What to produce: Go through the listing and return every line with "Smash" in it.

[Collected data entries]

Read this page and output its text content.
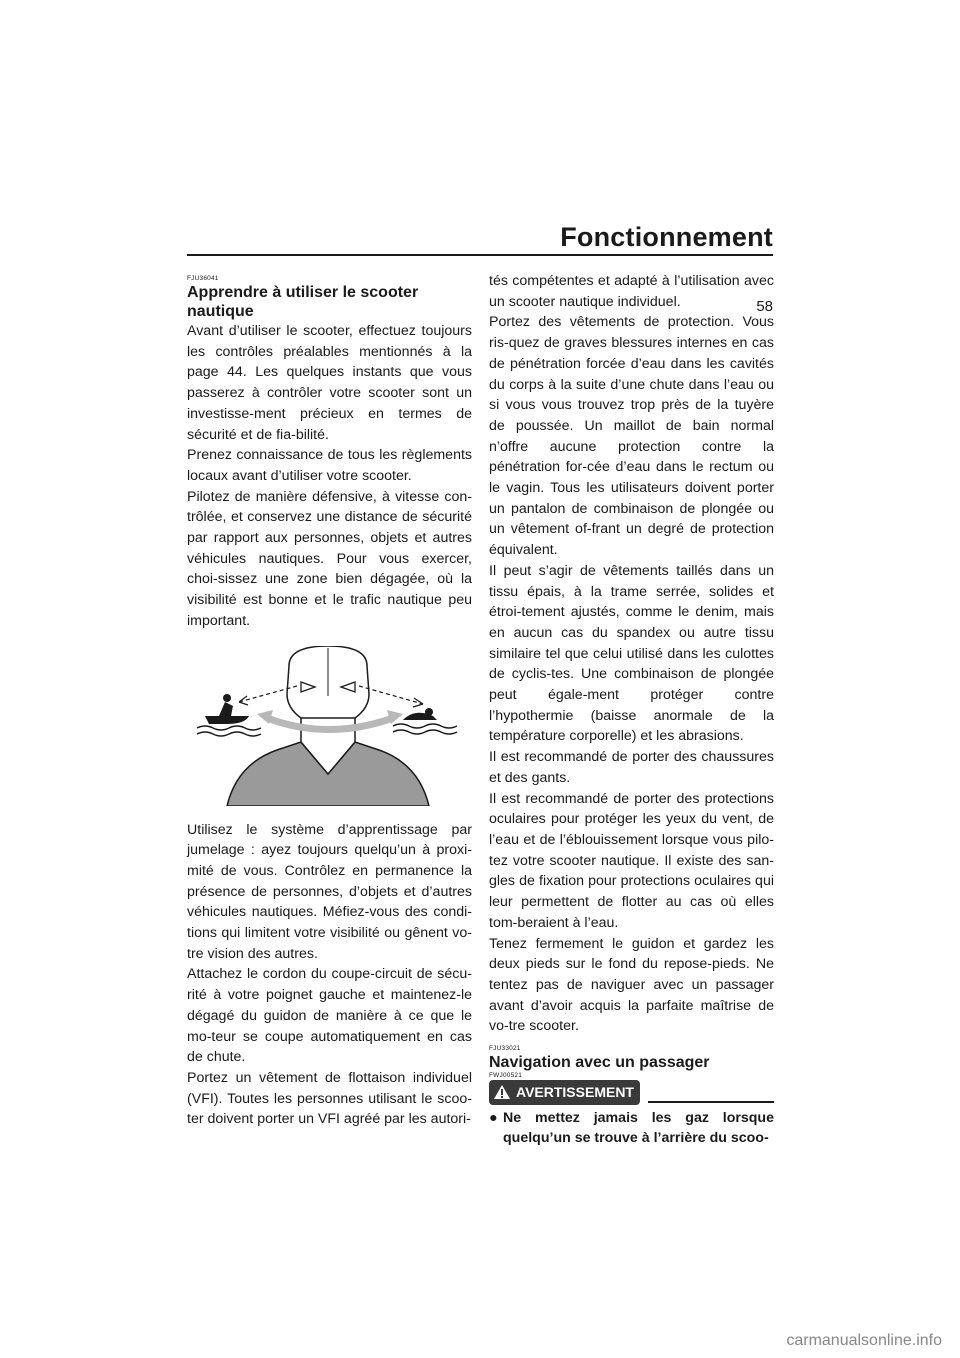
Fonctionnement
58
FJU36041
Apprendre à utiliser le scooter nautique

Avant d’utiliser le scooter, effectuez toujours les contrôles préalables mentionnés à la page 44. Les quelques instants que vous passerez à contrôler votre scooter sont un investisse-ment précieux en termes de sécurité et de fia-bilité.

Prenez connaissance de tous les règlements locaux avant d’utiliser votre scooter.

Pilotez de manière défensive, à vitesse con-trôlée, et conservez une distance de sécurité par rapport aux personnes, objets et autres véhicules nautiques. Pour vous exercer, choi-sissez une zone bien dégagée, où la visibilité est bonne et le trafic nautique peu important.

Utilisez le système d’apprentissage par jumelage : ayez toujours quelqu’un à proxi-mité de vous. Contrôlez en permanence la présence de personnes, d’objets et d’autres véhicules nautiques. Méfiez-vous des condi-tions qui limitent votre visibilité ou gênent vo-tre vision des autres.

Attachez le cordon du coupe-circuit de sécu-rité à votre poignet gauche et maintenez-le dégagé du guidon de manière à ce que le mo-teur se coupe automatiquement en cas de chute.

Portez un vêtement de flottaison individuel (VFI). Toutes les personnes utilisant le scoo-ter doivent porter un VFI agréé par les autori-

tés compétentes et adapté à l’utilisation avec un scooter nautique individuel.

Portez des vêtements de protection. Vous ris-quez de graves blessures internes en cas de pénétration forcée d’eau dans les cavités du corps à la suite d’une chute dans l’eau ou si vous vous trouvez trop près de la tuyère de poussée. Un maillot de bain normal n’offre aucune protection contre la pénétration for-cée d’eau dans le rectum ou le vagin. Tous les utilisateurs doivent porter un pantalon de combinaison de plongée ou un vêtement of-frant un degré de protection équivalent.

Il peut s’agir de vêtements taillés dans un tissu épais, à la trame serrée, solides et étroi-tement ajustés, comme le denim, mais en aucun cas du spandex ou autre tissu similaire tel que celui utilisé dans les culottes de cyclis-tes. Une combinaison de plongée peut égale-ment protéger contre l’hypothermie (baisse anormale de la température corporelle) et les abrasions.

Il est recommandé de porter des chaussures et des gants.

Il est recommandé de porter des protections oculaires pour protéger les yeux du vent, de l’eau et de l’éblouissement lorsque vous pilo-tez votre scooter nautique. Il existe des san-gles de fixation pour protections oculaires qui leur permettent de flotter au cas où elles tom-beraient à l’eau.

Tenez fermement le guidon et gardez les deux pieds sur le fond du repose-pieds. Ne tentez pas de naviguer avec un passager avant d’avoir acquis la parfaite maîtrise de vo-tre scooter.

FJU33021
Navigation avec un passager
FWJ00521
AVERTISSEMENT
● Ne mettez jamais les gaz lorsque quelqu’un se trouve à l’arrière du scoo-

carmanualsonline.info
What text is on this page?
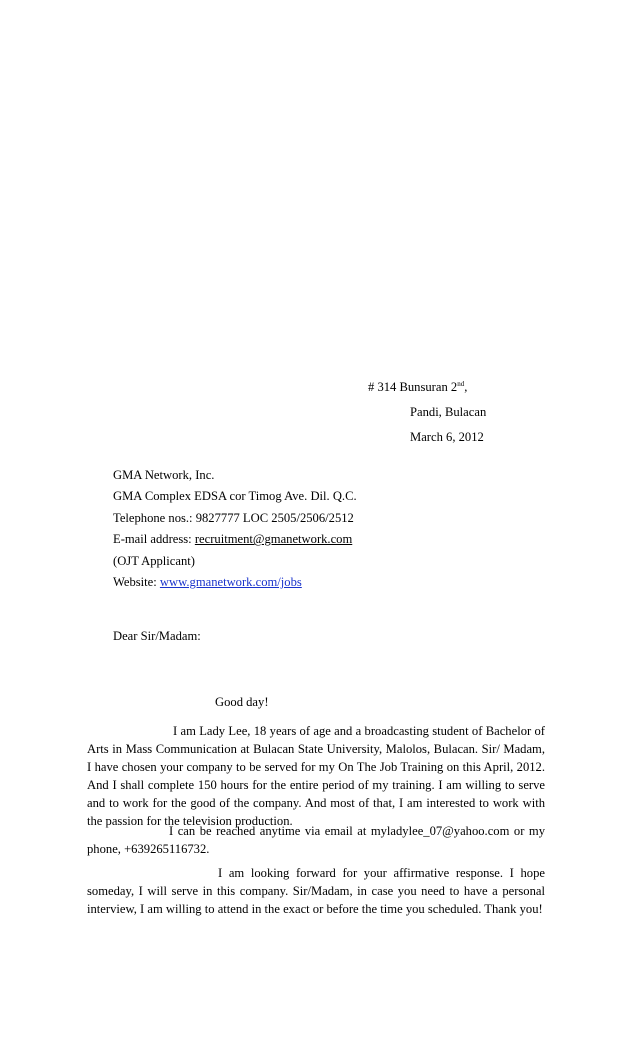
# 314 Bunsuran 2nd,
Pandi, Bulacan
March 6, 2012
GMA Network, Inc.
GMA Complex EDSA cor Timog Ave. Dil. Q.C.
Telephone nos.: 9827777 LOC 2505/2506/2512
E-mail address: recruitment@gmanetwork.com
(OJT Applicant)
Website: www.gmanetwork.com/jobs
Dear Sir/Madam:
Good day!

I am Lady Lee, 18 years of age and a broadcasting student of Bachelor of Arts in Mass Communication at Bulacan State University, Malolos, Bulacan. Sir/ Madam, I have chosen your company to be served for my On The Job Training on this April, 2012. And I shall complete 150 hours for the entire period of my training. I am willing to serve and to work for the good of the company. And most of that, I am interested to work with the passion for the television production.

I can be reached anytime via email at myladylee_07@yahoo.com or my phone, +639265116732.

I am looking forward for your affirmative response. I hope someday, I will serve in this company. Sir/Madam, in case you need to have a personal interview, I am willing to attend in the exact or before the time you scheduled. Thank you!
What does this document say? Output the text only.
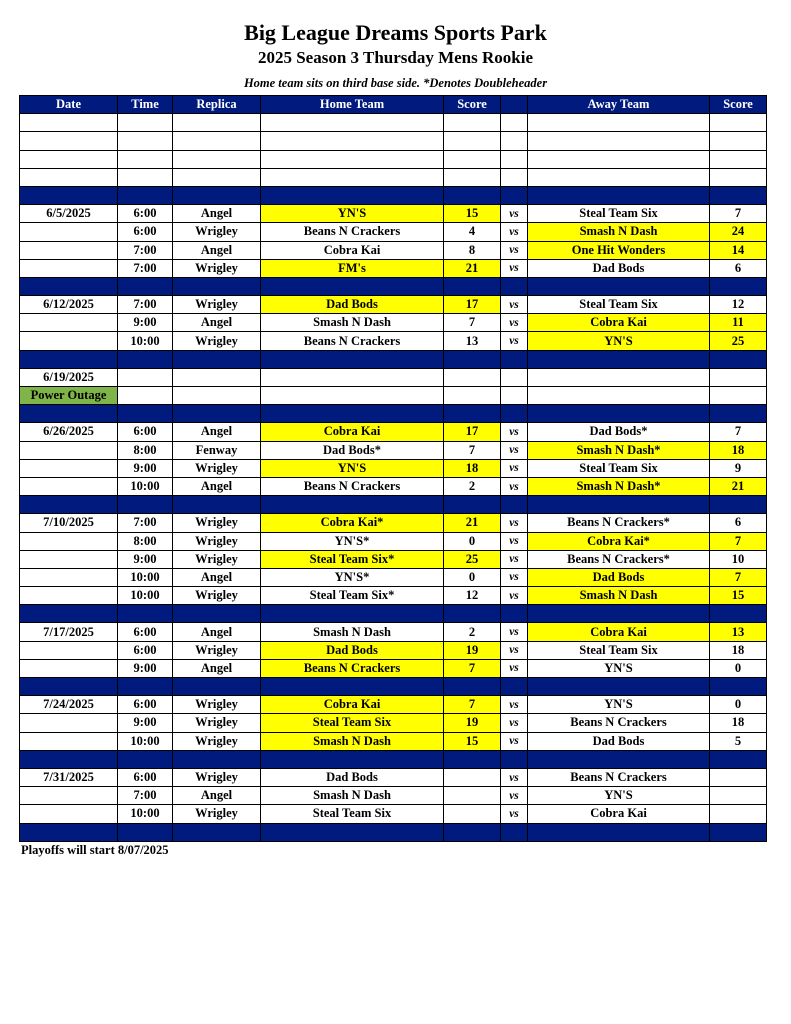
Big League Dreams Sports Park
2025 Season 3 Thursday Mens Rookie
Home team sits on third base side. *Denotes Doubleheader
Date	Time	Replica	Home Team	Score		Away Team	Score

6/5/2025	6:00	Angel	YN'S	15	vs	Steal Team Six	7
	6:00	Wrigley	Beans N Crackers	4	vs	Smash N Dash	24
	7:00	Angel	Cobra Kai	8	vs	One Hit Wonders	14
	7:00	Wrigley	FM's	21	vs	Dad Bods	6

6/12/2025	7:00	Wrigley	Dad Bods	17	vs	Steal Team Six	12
	9:00	Angel	Smash N Dash	7	vs	Cobra Kai	11
	10:00	Wrigley	Beans N Crackers	13	vs	YN'S	25

6/19/2025							
Power Outage							

6/26/2025	6:00	Angel	Cobra Kai	17	vs	Dad Bods*	7
	8:00	Fenway	Dad Bods*	7	vs	Smash N Dash*	18
	9:00	Wrigley	YN'S	18	vs	Steal Team Six	9
	10:00	Angel	Beans N Crackers	2	vs	Smash N Dash*	21

7/10/2025	7:00	Wrigley	Cobra Kai*	21	vs	Beans N Crackers*	6
	8:00	Wrigley	YN'S*	0	vs	Cobra Kai*	7
	9:00	Wrigley	Steal Team Six*	25	vs	Beans N Crackers*	10
	10:00	Angel	YN'S*	0	vs	Dad Bods	7
	10:00	Wrigley	Steal Team Six*	12	vs	Smash N Dash	15

7/17/2025	6:00	Angel	Smash N Dash	2	vs	Cobra Kai	13
	6:00	Wrigley	Dad Bods	19	vs	Steal Team Six	18
	9:00	Angel	Beans N Crackers	7	vs	YN'S	0

7/24/2025	6:00	Wrigley	Cobra Kai	7	vs	YN'S	0
	9:00	Wrigley	Steal Team Six	19	vs	Beans N Crackers	18
	10:00	Wrigley	Smash N Dash	15	vs	Dad Bods	5

7/31/2025	6:00	Wrigley	Dad Bods		vs	Beans N Crackers	
	7:00	Angel	Smash N Dash		vs	YN'S	
	10:00	Wrigley	Steal Team Six		vs	Cobra Kai	

Playoffs will start 8/07/2025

Response to this task:
	6:00	Wrigley	Beans N Crackers	4	vs	Smash N Dash	24
	9:00	Angel	Smash N Dash	7	vs	Cobra Kai	11
	8:00	Fenway	Dad Bods*	7	vs	Smash N Dash*	18
	10:00	Angel	Beans N Crackers	2	vs	Smash N Dash*	21
	10:00	Wrigley	Steal Team Six*	12	vs	Smash N Dash	15
7/17/2025	6:00	Angel	Smash N Dash	2	vs	Cobra Kai	13
	10:00	Wrigley	Smash N Dash	15	vs	Dad Bods	5
	7:00	Angel	Smash N Dash		vs	YN'S	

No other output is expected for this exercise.